++++ Rows ++++

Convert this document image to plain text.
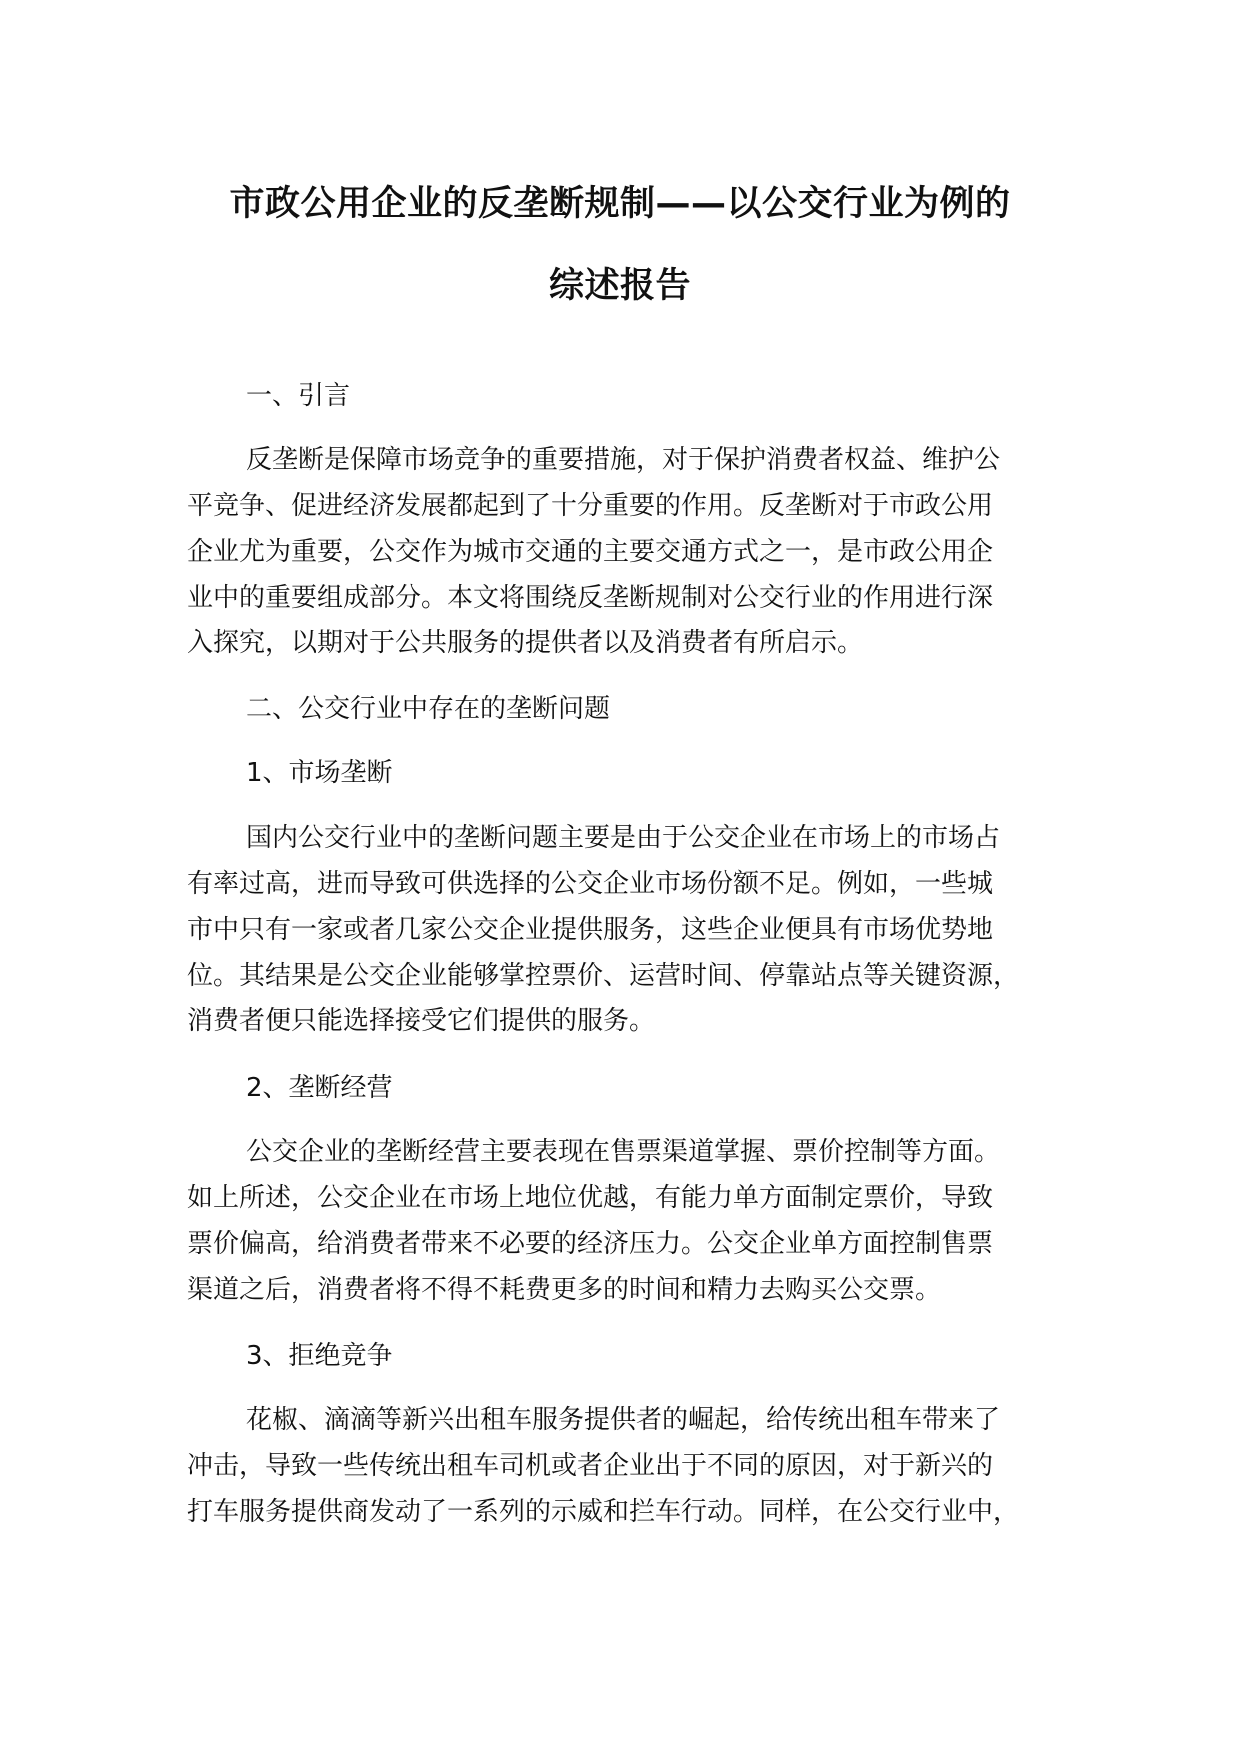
市政公用企业的反垄断规制——以公交行业为例的
综述报告
一、引言
反垄断是保障市场竞争的重要措施，对于保护消费者权益、维护公
平竞争、促进经济发展都起到了十分重要的作用。反垄断对于市政公用
企业尤为重要，公交作为城市交通的主要交通方式之一，是市政公用企
业中的重要组成部分。本文将围绕反垄断规制对公交行业的作用进行深
入探究，以期对于公共服务的提供者以及消费者有所启示。
二、公交行业中存在的垄断问题
1、市场垄断
国内公交行业中的垄断问题主要是由于公交企业在市场上的市场占
有率过高，进而导致可供选择的公交企业市场份额不足。例如，一些城
市中只有一家或者几家公交企业提供服务，这些企业便具有市场优势地
位。其结果是公交企业能够掌控票价、运营时间、停靠站点等关键资源，
消费者便只能选择接受它们提供的服务。
2、垄断经营
公交企业的垄断经营主要表现在售票渠道掌握、票价控制等方面。
如上所述，公交企业在市场上地位优越，有能力单方面制定票价，导致
票价偏高，给消费者带来不必要的经济压力。公交企业单方面控制售票
渠道之后，消费者将不得不耗费更多的时间和精力去购买公交票。
3、拒绝竞争
花椒、滴滴等新兴出租车服务提供者的崛起，给传统出租车带来了
冲击，导致一些传统出租车司机或者企业出于不同的原因，对于新兴的
打车服务提供商发动了一系列的示威和拦车行动。同样，在公交行业中，
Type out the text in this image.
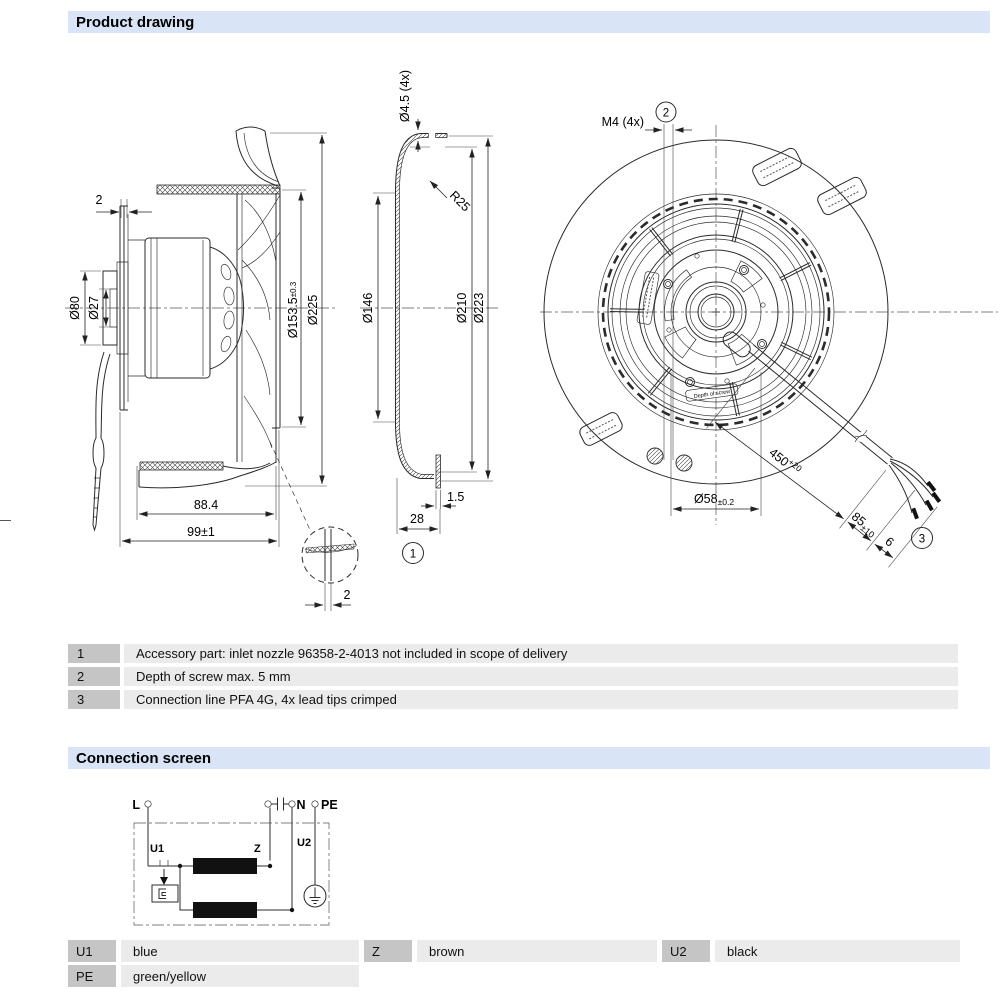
Product drawing
2
Ø80 Ø27	Ø153.5±0.3
Ø225
88.4
99±1
2
Ø4.5 (4x)
R25
Ø146	Ø210 Ø223
1.5
28
1
Depth of screw
M4 (4x)
2
Ø58±0.2
$450^{+20}$
$85_{\pm 10}$
6 3
1	Accessory part: inlet nozzle 96358-2-4013 not included in scope of delivery
2	Depth of screw max. 5 mm
3	Connection line PFA 4G, 4x lead tips crimped
Connection screen
L	N PE
U1	Z	U2
U1	blue	Z	brown	U2	black
PE	green/yellow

++++

◆ **Exercise**
Write out the records above exactly as they appear, leaving out any pictures.

◆ **Correct output**
Convert this document image to plain text.
市政公用企业的反垄断规制——以公交行业为例的
综述报告
一、引言
反垄断是保障市场竞争的重要措施，对于保护消费者权益、维护公
平竞争、促进经济发展都起到了十分重要的作用。反垄断对于市政公用
企业尤为重要，公交作为城市交通的主要交通方式之一，是市政公用企
业中的重要组成部分。本文将围绕反垄断规制对公交行业的作用进行深
入探究，以期对于公共服务的提供者以及消费者有所启示。
二、公交行业中存在的垄断问题
1、市场垄断
国内公交行业中的垄断问题主要是由于公交企业在市场上的市场占
有率过高，进而导致可供选择的公交企业市场份额不足。例如，一些城
市中只有一家或者几家公交企业提供服务，这些企业便具有市场优势地
位。其结果是公交企业能够掌控票价、运营时间、停靠站点等关键资源，
消费者便只能选择接受它们提供的服务。
2、垄断经营
公交企业的垄断经营主要表现在售票渠道掌握、票价控制等方面。
如上所述，公交企业在市场上地位优越，有能力单方面制定票价，导致
票价偏高，给消费者带来不必要的经济压力。公交企业单方面控制售票
渠道之后，消费者将不得不耗费更多的时间和精力去购买公交票。
3、拒绝竞争
花椒、滴滴等新兴出租车服务提供者的崛起，给传统出租车带来了
冲击，导致一些传统出租车司机或者企业出于不同的原因，对于新兴的
打车服务提供商发动了一系列的示威和拦车行动。同样，在公交行业中，
Type out the text in this image.
Product drawing
2
Ø80 Ø27	Ø153.5±0.3
Ø225
88.4
99±1
2
Ø4.5 (4x)
R25
Ø146	Ø210 Ø223
1.5
28
1
Depth of screw
M4 (4x)
2
Ø58±0.2
$450^{+20}$
$85_{\pm 10}$
6 3
1	Accessory part: inlet nozzle 96358-2-4013 not included in scope of delivery
2	Depth of screw max. 5 mm
3	Connection line PFA 4G, 4x lead tips crimped
Connection screen
L	N PE
U1	Z	U2
U1	blue	Z	brown	U2	black
PE	green/yellow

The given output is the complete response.